Icebergs float in a fjord near the south Greenland town of Narsaq (Reuters file)

Icebergs float in a fjord near the south Greenland town of Narsaq (Reuters file)

By Karl Ritter

An island of ice more than four times the size of Manhattan is drifting across the Arctic Ocean after breaking off from a glacier in Greenland.

Potentially in the path of this unstoppable giant are oil platforms and shipping lanes - and any collision could do untold damage. In a worst case scenario, large chunks could reach the heavily trafficked waters where another Greenland iceberg sank the Titanic in 1912.

It's been a summer of near biblical climatic havoc across the planet, with wildfires, heat and smog in Russia and killer floods in Asia. But the moment the Petermann glacier cracked last week - creating the biggest Arctic ice island in half a century - may symbolize a warming world like no other.

"It's so big that you can't prevent it from drifting. You can't stop it," said Jon-Ove Methlie Hagen, a glaciologist at the University of Oslo.

Few images can capture the world's climate fears like a 260-sqare-kilometre chunk of ice breaking off Greenland's vast ice sheet, a reservoir of freshwater that if it collapsed would raise global sea levels by a devastating 6 metres.

The world's newest ice island already is being used as a powerful emblem in the global warming debate, with US Rep. Edward Markey of Massachusetts suggesting it could serve as a home for climate change sceptics.

Researchers are in a scramble to plot the trajectory of the floating ice shelf, which is moving toward the Nares Strait separating Greenland's northwestern coast and Canada's Ellsemere Island.

If it makes it into the strait before the winter freeze - due to start next month - it would likely be carried south by ocean currents, hugging Canada's east coast until it enters waters busy with oil activities and shipping off Newfoundland.

"That's where it starts to become dangerous," said Mark Drinkwater, of the European Space Agency.

[Saved entries]
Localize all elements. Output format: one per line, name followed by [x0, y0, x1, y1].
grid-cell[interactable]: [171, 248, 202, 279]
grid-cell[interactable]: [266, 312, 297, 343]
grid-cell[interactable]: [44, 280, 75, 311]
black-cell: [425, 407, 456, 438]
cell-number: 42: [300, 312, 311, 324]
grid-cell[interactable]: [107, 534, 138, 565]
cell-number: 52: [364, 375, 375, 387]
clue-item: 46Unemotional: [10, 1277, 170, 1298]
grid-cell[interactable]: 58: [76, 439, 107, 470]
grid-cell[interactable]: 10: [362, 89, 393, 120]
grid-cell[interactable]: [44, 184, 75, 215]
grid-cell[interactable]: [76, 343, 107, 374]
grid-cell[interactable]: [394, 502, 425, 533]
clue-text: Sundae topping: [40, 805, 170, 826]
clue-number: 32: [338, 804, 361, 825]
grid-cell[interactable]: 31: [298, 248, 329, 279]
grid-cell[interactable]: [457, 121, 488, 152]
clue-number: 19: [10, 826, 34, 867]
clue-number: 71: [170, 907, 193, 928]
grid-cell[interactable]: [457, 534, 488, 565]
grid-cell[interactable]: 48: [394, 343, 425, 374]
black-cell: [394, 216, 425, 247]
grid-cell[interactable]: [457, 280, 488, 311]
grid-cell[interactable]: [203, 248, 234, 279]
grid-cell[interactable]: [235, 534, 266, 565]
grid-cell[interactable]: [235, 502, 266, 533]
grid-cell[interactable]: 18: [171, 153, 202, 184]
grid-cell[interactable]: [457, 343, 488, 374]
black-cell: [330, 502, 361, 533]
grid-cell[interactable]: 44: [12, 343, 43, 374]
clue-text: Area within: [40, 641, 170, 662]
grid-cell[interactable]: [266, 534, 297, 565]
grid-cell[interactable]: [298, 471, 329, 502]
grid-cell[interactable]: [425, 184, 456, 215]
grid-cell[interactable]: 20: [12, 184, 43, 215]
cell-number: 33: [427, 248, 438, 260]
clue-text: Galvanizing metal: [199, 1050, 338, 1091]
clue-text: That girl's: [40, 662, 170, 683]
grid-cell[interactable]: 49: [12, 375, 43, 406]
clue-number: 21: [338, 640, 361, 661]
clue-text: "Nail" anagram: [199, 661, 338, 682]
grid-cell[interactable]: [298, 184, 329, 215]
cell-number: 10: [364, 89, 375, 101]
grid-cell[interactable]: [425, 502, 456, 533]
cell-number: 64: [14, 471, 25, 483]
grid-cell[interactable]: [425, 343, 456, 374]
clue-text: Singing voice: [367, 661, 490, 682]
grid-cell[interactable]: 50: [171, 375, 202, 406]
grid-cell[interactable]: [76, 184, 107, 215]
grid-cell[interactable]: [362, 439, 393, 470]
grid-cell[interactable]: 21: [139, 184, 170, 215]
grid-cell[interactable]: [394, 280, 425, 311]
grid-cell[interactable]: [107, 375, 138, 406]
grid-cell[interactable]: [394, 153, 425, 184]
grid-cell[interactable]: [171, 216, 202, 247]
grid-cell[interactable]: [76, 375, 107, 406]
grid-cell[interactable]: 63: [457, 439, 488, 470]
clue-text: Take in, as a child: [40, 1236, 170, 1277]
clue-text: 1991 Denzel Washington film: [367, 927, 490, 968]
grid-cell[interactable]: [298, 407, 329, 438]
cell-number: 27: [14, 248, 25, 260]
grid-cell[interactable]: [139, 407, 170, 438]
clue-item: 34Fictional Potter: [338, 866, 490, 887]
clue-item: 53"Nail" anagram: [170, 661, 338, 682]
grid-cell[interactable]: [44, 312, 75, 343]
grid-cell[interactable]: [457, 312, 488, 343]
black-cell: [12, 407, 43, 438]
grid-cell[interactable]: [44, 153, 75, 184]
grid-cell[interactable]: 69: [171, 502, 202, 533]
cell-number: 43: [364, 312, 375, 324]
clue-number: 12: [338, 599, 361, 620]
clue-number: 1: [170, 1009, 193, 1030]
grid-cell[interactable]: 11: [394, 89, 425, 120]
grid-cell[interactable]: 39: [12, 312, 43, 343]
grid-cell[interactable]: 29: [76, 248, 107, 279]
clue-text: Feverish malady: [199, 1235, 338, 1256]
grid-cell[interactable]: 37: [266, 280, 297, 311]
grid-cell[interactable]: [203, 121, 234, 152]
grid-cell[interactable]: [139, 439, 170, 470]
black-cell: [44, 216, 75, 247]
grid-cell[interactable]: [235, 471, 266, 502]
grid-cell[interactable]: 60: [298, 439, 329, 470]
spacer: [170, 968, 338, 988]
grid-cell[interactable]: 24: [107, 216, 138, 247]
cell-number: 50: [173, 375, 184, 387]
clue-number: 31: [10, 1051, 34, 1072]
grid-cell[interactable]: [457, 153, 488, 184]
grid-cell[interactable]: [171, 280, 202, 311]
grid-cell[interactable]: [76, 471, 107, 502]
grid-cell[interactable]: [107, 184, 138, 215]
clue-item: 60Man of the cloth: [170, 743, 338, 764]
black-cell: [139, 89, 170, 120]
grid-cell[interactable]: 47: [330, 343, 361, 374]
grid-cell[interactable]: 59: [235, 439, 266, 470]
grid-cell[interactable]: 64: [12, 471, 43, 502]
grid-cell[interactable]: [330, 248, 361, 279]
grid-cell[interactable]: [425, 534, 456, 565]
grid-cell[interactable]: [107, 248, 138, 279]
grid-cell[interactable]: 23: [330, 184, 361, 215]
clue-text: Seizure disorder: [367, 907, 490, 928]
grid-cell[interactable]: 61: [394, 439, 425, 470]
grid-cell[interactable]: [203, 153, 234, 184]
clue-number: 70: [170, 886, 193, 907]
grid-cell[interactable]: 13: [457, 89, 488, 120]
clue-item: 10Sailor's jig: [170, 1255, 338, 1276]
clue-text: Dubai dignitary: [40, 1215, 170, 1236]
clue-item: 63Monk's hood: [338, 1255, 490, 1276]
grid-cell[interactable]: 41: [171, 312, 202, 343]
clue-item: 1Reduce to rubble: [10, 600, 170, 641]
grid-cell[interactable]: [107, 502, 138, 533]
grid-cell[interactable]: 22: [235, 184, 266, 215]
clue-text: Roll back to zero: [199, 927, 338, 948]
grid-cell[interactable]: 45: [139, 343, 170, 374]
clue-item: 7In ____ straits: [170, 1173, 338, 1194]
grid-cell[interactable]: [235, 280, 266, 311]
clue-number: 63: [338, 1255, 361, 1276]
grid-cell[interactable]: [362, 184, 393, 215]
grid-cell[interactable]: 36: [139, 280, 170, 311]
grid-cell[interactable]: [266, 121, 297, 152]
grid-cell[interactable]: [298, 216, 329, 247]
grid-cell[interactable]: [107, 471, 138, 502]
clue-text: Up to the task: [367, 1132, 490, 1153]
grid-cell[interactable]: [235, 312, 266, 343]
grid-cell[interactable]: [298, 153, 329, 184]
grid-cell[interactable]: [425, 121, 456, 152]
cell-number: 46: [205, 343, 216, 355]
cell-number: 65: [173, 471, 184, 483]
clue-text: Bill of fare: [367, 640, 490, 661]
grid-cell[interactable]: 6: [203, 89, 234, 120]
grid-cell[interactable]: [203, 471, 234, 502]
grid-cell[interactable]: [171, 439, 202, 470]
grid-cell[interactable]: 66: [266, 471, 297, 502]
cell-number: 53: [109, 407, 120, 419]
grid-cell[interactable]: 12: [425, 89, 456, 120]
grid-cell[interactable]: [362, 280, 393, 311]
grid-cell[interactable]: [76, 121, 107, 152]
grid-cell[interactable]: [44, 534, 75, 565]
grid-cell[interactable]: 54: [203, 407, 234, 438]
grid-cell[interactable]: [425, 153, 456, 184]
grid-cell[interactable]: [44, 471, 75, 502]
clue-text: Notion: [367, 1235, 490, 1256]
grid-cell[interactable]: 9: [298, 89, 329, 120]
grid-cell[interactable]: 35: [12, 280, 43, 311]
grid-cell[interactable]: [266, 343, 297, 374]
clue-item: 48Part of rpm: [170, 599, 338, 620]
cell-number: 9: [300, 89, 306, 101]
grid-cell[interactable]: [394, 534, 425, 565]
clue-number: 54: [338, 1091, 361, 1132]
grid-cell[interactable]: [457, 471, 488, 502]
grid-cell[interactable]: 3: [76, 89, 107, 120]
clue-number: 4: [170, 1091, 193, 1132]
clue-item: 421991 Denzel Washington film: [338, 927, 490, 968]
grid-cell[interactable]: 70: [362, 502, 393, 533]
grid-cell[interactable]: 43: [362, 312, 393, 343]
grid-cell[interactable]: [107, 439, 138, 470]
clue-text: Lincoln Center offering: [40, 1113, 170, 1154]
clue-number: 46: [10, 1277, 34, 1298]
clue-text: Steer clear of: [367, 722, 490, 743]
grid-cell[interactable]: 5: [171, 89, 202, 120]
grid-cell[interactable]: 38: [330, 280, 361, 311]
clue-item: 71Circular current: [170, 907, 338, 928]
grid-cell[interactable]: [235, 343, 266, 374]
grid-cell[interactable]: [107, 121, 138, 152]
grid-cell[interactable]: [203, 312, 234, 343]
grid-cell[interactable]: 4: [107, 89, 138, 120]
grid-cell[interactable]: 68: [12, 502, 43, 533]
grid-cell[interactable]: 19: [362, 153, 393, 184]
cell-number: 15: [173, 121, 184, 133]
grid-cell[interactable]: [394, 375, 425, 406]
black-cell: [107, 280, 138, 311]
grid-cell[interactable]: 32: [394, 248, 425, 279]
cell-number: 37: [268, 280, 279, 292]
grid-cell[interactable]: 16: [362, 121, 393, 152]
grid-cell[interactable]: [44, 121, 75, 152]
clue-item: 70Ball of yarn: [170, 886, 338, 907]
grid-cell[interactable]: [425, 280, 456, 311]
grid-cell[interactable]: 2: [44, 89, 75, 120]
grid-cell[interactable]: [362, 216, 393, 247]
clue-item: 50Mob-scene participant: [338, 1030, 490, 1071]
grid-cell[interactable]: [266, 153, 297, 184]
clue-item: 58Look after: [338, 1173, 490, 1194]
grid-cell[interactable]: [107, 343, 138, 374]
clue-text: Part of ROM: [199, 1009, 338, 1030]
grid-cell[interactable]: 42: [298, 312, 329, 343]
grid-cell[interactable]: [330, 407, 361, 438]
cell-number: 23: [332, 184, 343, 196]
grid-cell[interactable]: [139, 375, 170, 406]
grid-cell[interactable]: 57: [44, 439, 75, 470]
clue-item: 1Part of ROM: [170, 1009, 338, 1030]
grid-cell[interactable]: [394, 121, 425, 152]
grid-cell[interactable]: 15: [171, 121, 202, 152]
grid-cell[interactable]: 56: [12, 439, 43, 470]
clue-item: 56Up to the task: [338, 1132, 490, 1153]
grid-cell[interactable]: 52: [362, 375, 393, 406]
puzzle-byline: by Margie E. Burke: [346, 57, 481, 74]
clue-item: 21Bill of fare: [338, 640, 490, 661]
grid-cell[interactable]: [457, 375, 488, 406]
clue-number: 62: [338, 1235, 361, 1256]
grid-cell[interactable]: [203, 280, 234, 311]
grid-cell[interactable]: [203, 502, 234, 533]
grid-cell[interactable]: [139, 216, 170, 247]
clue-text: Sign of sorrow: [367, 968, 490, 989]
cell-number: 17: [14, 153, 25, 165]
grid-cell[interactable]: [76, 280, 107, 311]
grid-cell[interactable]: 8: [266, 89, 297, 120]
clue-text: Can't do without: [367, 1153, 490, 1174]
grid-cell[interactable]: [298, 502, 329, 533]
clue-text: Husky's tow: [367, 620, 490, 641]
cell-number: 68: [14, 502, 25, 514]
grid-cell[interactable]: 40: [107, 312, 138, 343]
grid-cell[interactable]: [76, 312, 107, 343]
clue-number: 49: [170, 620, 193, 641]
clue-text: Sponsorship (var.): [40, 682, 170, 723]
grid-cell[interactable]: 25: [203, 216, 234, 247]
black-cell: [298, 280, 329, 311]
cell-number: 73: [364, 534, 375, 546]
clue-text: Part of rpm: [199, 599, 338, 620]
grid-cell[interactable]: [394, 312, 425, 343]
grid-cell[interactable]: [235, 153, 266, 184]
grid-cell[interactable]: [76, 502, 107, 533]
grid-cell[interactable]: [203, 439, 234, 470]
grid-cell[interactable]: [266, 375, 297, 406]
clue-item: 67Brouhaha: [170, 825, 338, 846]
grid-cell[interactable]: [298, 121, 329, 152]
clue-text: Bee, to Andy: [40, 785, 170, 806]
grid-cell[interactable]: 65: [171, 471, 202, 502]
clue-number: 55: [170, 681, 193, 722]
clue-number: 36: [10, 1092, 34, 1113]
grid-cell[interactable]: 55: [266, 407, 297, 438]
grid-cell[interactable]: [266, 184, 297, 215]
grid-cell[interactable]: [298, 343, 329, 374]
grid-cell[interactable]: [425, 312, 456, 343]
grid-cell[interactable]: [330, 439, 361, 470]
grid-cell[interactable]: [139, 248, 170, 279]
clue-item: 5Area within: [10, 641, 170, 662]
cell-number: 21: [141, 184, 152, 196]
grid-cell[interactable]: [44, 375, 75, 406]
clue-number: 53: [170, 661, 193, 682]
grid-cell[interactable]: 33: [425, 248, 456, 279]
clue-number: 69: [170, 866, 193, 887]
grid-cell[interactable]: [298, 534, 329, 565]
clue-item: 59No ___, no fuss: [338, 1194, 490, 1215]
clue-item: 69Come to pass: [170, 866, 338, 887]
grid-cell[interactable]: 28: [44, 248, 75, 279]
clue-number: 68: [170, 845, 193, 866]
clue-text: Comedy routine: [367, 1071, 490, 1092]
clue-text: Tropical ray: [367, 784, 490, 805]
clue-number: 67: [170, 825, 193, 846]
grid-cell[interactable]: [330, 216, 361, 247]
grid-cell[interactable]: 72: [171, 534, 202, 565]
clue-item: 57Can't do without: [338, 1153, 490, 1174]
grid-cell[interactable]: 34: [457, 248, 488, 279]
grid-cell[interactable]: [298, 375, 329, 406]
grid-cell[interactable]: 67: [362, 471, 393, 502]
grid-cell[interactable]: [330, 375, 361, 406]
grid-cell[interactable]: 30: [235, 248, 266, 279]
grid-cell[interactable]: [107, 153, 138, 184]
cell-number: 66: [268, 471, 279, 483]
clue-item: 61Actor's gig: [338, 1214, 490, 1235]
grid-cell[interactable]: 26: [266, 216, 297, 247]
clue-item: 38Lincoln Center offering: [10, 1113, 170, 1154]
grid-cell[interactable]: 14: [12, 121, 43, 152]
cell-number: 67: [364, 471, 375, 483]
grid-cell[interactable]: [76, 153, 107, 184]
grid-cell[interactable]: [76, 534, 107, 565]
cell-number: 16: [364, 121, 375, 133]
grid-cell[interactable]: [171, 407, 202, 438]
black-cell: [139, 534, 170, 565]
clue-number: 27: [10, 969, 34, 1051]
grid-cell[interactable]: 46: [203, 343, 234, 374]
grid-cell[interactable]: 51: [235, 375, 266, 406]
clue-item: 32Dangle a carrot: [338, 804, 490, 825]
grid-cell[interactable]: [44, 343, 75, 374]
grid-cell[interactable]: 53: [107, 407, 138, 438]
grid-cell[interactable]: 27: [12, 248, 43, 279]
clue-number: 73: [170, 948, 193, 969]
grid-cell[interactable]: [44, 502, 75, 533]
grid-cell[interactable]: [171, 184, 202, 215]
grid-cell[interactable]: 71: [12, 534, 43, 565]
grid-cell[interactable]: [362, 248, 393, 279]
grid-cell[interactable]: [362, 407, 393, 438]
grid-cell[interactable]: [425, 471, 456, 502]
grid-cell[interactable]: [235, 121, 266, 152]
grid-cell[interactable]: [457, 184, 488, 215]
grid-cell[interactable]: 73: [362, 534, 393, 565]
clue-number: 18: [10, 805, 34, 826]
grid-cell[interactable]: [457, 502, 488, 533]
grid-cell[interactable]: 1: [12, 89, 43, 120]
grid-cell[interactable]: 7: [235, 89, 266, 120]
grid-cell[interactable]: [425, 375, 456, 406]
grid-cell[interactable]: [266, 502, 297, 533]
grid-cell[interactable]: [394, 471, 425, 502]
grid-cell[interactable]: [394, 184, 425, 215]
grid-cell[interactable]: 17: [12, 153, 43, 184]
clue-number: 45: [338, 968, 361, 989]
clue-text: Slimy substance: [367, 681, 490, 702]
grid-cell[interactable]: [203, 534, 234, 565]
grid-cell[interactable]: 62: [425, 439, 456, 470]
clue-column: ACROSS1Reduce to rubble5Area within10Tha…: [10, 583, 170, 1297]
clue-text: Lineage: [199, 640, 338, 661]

Written instruction: Decide whether each statement below agrees with the iceberg article, answering yes or no and quoting the deciding words from the article. (a) The ice island is about twice the size of Manhattan. (b) The ice island came from the Petermann glacier. (c) The winter freeze is expected to begin next month.

Final result:
(a) No: "more than four times the size of Manhattan"
(b) Yes: "the moment the Petermann glacier cracked last week - creating the biggest Arctic ice island in half a century"
(c) Yes: "before the winter freeze - due to start next month"